__EXERCISE MATERIALS__.

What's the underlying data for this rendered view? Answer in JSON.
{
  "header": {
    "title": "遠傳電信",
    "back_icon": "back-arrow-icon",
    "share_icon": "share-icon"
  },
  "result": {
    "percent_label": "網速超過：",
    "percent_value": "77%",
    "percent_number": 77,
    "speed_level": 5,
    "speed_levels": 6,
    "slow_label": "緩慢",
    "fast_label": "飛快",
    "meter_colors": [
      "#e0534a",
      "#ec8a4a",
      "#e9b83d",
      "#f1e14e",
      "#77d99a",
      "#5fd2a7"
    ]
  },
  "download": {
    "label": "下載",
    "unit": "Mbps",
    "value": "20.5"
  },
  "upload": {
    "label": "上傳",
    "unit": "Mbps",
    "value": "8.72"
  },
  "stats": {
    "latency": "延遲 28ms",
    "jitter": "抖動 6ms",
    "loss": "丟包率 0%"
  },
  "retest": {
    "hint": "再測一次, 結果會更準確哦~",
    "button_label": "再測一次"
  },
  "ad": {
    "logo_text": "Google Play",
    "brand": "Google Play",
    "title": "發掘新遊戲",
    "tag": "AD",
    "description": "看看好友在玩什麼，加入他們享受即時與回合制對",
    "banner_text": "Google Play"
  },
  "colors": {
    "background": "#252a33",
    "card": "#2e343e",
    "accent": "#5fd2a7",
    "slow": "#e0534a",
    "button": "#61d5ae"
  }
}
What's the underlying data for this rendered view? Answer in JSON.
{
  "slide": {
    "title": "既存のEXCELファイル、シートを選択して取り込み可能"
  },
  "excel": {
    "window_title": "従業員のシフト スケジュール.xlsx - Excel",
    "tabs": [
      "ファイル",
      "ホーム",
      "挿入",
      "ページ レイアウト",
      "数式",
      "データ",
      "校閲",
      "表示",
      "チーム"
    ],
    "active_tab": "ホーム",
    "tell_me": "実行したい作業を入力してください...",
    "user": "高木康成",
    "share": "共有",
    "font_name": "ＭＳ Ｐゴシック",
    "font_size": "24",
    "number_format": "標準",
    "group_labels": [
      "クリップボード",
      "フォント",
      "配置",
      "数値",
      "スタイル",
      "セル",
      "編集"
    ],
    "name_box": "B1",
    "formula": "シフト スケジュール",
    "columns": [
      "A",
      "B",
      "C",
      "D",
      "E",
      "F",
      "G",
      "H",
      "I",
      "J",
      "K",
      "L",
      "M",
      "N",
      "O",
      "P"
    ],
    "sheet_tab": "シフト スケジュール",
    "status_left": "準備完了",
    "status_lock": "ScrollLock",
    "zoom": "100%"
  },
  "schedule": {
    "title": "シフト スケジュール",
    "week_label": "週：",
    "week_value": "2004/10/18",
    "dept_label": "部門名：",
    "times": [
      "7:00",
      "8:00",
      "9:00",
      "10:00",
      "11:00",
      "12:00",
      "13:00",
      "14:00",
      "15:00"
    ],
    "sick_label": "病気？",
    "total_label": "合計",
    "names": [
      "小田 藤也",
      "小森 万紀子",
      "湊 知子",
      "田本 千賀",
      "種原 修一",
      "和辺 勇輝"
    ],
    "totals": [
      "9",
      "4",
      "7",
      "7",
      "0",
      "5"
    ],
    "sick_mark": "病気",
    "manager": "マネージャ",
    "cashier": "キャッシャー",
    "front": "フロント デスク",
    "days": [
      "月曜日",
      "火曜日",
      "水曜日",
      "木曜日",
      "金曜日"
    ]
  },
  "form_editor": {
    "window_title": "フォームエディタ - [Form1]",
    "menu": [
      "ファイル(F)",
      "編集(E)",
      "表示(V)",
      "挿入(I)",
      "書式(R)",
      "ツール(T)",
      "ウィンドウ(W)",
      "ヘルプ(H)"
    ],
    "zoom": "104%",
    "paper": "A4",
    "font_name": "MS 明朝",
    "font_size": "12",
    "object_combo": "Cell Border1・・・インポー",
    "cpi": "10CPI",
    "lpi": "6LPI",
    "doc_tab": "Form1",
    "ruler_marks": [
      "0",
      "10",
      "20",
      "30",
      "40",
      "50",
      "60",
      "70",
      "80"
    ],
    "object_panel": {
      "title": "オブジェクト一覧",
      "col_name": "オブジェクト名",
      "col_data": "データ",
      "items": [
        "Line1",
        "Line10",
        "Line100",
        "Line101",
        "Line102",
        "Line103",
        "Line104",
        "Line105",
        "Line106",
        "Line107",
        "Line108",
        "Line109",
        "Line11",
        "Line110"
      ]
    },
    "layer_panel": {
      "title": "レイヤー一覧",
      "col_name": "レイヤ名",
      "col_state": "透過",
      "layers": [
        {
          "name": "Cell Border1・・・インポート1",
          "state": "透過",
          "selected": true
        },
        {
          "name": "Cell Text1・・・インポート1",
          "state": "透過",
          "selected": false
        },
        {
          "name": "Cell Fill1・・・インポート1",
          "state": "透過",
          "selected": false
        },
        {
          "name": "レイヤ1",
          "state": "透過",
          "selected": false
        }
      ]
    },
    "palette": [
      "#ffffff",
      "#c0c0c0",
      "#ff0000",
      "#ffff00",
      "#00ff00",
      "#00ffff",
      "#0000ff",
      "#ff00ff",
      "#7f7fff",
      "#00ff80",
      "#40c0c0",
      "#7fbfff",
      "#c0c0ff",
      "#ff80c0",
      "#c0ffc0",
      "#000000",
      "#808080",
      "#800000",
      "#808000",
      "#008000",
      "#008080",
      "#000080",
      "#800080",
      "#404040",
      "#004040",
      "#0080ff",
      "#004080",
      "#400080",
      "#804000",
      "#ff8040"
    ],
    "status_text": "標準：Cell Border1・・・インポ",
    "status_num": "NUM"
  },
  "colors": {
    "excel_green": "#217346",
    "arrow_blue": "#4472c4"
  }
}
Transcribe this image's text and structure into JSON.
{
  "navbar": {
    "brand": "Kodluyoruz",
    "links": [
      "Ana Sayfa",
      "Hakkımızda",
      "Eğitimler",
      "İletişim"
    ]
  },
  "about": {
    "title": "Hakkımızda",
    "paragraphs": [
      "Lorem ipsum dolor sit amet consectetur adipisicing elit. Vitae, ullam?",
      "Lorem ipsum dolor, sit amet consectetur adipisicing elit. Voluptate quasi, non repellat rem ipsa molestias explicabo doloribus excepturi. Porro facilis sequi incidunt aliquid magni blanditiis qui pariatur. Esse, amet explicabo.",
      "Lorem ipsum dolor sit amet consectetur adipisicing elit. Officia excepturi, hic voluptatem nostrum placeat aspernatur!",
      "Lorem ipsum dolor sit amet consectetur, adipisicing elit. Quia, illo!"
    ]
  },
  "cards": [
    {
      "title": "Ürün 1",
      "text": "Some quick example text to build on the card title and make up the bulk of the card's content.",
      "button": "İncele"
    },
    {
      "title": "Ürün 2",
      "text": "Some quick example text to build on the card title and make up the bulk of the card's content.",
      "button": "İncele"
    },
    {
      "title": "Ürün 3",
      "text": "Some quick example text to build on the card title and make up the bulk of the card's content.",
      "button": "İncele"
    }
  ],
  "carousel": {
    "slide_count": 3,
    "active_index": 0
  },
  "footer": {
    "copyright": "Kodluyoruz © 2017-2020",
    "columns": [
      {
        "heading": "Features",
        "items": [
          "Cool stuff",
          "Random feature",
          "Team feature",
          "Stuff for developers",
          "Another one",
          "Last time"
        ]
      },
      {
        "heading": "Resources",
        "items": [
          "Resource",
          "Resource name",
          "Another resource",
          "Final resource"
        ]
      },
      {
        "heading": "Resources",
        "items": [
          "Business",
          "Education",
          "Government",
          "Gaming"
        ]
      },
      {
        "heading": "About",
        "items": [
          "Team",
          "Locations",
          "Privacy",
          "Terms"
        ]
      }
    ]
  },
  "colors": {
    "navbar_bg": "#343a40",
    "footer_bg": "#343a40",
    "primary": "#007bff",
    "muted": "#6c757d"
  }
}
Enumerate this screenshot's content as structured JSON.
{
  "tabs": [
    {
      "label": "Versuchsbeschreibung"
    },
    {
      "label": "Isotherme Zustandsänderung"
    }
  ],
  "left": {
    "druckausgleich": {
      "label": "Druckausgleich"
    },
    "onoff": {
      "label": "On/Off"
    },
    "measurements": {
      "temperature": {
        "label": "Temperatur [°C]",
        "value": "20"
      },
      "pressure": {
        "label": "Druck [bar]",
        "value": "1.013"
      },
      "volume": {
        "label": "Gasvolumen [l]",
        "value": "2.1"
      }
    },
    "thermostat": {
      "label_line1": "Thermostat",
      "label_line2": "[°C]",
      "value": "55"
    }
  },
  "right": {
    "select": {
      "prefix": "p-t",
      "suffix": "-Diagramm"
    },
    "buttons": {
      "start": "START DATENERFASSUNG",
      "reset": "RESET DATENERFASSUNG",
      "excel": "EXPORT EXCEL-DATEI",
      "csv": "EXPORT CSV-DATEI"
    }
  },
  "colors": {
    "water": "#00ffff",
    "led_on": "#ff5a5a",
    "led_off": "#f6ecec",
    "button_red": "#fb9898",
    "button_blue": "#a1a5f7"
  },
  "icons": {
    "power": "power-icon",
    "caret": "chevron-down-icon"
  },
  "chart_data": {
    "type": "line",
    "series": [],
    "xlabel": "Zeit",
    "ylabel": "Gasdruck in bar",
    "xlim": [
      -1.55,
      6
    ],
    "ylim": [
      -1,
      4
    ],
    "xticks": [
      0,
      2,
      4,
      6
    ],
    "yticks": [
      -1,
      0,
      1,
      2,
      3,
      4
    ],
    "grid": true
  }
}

__WRITTEN PROBLEM__. Identify every line where the string "Ürün" appears.

__OUTPUT OF THE EXERCISE__.
      "title": "Ürün 1",
      "title": "Ürün 2",
      "title": "Ürün 3",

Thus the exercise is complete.